AIM:
Count how many lines contain the word "Nous". Respond with the number alone.

Items from a data source:
□ □ □ □ □

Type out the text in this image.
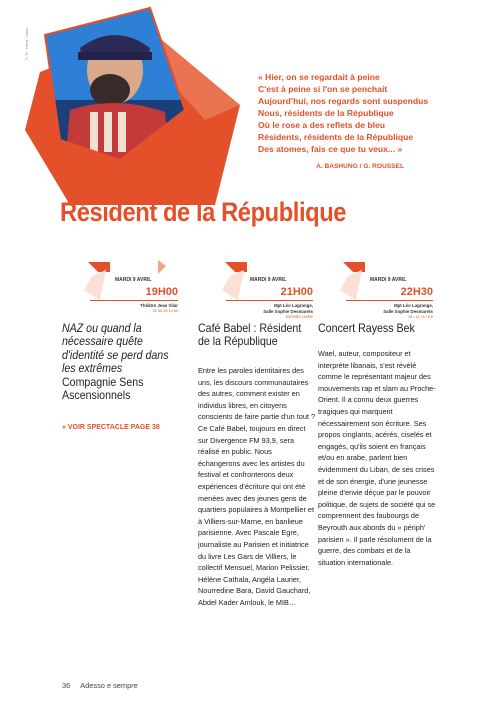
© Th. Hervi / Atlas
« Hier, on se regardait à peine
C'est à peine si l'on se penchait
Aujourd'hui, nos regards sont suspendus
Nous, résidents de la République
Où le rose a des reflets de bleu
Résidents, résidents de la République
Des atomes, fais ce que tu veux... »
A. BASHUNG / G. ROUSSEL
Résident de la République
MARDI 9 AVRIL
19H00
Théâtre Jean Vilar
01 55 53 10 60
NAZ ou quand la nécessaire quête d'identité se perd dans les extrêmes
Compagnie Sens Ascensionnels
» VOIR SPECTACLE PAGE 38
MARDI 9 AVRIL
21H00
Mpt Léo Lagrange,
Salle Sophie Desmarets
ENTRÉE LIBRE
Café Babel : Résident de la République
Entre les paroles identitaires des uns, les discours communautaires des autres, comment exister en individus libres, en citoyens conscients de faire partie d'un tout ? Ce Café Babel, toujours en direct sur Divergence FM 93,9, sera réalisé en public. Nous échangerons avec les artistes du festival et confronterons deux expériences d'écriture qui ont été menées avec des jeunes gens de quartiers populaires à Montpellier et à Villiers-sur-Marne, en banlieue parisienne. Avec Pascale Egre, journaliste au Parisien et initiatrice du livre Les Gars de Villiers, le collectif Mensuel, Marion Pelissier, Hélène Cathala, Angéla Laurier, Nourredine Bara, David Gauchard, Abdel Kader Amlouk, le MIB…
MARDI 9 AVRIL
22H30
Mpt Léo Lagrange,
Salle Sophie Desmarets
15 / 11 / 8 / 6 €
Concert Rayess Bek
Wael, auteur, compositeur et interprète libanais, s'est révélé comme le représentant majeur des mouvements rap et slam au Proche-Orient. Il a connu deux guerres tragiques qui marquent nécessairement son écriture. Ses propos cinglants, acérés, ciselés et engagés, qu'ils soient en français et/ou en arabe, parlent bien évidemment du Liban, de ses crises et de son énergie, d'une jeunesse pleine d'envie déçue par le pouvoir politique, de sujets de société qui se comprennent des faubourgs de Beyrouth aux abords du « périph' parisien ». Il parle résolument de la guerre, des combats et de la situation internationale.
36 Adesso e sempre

□ □ □ □ □

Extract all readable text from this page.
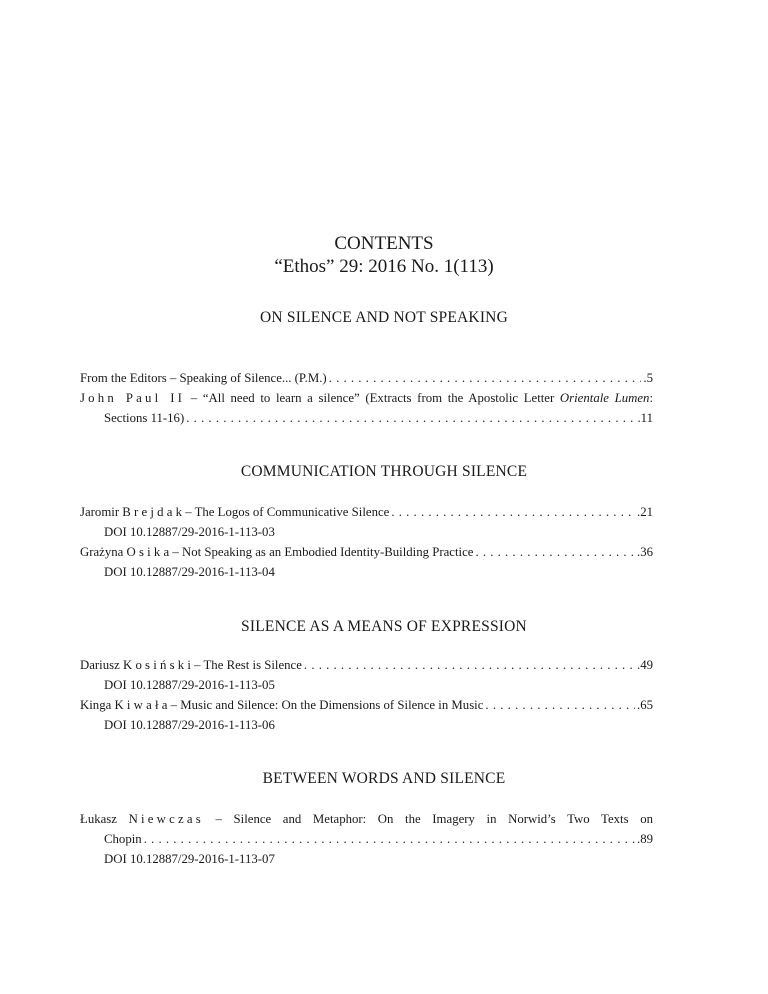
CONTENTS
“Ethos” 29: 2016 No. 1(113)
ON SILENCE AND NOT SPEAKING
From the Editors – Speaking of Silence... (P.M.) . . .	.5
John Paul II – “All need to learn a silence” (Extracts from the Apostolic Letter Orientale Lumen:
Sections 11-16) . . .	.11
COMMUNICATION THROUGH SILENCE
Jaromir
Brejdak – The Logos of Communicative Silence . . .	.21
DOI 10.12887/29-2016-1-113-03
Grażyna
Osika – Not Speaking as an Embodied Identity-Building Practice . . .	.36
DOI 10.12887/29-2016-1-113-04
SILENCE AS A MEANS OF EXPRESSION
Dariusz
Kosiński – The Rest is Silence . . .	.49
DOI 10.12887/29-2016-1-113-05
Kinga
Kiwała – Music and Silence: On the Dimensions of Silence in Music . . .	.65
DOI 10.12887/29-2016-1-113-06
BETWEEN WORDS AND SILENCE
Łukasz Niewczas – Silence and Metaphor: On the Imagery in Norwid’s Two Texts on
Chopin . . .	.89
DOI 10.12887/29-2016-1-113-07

□ □ □ □ □

EXERCISE ANSWER:
2